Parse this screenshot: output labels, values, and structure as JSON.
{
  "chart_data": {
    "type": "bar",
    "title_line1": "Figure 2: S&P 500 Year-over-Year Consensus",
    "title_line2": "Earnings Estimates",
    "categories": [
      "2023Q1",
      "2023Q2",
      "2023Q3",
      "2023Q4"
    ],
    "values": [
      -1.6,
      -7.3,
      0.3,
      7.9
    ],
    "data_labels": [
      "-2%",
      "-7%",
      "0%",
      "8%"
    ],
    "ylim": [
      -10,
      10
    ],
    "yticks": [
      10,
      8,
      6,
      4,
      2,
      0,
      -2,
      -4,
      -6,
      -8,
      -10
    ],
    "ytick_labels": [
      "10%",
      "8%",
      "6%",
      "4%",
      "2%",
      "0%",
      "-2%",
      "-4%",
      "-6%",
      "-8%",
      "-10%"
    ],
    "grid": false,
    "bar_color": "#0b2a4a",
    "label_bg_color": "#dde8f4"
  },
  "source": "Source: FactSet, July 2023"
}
- - - - - - -
Problem statement |
Without leaving anything out, give the entries again exactly.

Task answer |
Parse this screenshot: output labels, values, and structure as JSON.
{
  "chart_data": {
    "type": "bar",
    "title_line1": "Figure 2: S&P 500 Year-over-Year Consensus",
    "title_line2": "Earnings Estimates",
    "categories": [
      "2023Q1",
      "2023Q2",
      "2023Q3",
      "2023Q4"
    ],
    "values": [
      -1.6,
      -7.3,
      0.3,
      7.9
    ],
    "data_labels": [
      "-2%",
      "-7%",
      "0%",
      "8%"
    ],
    "ylim": [
      -10,
      10
    ],
    "yticks": [
      10,
      8,
      6,
      4,
      2,
      0,
      -2,
      -4,
      -6,
      -8,
      -10
    ],
    "ytick_labels": [
      "10%",
      "8%",
      "6%",
      "4%",
      "2%",
      "0%",
      "-2%",
      "-4%",
      "-6%",
      "-8%",
      "-10%"
    ],
    "grid": false,
    "bar_color": "#0b2a4a",
    "label_bg_color": "#dde8f4"
  },
  "source": "Source: FactSet, July 2023"
}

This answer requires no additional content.